Exercise objective |
Report every line in the listing that contains the string "Wave".

Records from a collection |
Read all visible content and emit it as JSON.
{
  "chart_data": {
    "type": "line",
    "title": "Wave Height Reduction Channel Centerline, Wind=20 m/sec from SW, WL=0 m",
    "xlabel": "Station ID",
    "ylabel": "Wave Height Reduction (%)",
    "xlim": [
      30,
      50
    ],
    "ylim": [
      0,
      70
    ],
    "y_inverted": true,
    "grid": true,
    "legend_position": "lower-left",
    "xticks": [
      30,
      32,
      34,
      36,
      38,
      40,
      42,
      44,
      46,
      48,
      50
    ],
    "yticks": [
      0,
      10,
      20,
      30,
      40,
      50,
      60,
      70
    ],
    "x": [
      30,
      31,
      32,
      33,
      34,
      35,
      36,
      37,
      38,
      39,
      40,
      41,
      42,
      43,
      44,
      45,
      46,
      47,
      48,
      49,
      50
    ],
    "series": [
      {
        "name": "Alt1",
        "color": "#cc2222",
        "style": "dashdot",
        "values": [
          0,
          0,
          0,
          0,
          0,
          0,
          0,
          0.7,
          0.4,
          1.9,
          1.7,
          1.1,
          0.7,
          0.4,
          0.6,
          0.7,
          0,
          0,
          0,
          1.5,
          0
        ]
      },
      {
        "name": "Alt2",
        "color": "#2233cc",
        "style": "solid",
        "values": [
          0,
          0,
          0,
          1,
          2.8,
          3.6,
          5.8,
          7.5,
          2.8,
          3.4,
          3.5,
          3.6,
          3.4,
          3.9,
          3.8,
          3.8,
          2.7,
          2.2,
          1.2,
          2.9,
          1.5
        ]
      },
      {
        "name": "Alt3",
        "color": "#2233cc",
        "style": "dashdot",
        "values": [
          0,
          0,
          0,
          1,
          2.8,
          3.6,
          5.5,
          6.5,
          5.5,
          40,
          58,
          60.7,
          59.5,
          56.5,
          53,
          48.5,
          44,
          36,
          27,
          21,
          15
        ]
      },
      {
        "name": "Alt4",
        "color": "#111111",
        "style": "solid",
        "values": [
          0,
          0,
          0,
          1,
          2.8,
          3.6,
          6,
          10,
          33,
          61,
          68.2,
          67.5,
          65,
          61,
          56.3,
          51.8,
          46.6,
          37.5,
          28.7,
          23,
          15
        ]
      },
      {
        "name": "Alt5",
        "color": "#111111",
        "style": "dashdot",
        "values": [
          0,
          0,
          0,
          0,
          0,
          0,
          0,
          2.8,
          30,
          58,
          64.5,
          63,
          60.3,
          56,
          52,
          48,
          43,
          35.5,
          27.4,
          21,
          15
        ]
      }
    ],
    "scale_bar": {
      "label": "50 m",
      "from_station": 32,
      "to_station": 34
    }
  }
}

Answer for the task |
    "title": "Wave Height Reduction Channel Centerline, Wind=20 m/sec from SW, WL=0 m",
    "ylabel": "Wave Height Reduction (%)",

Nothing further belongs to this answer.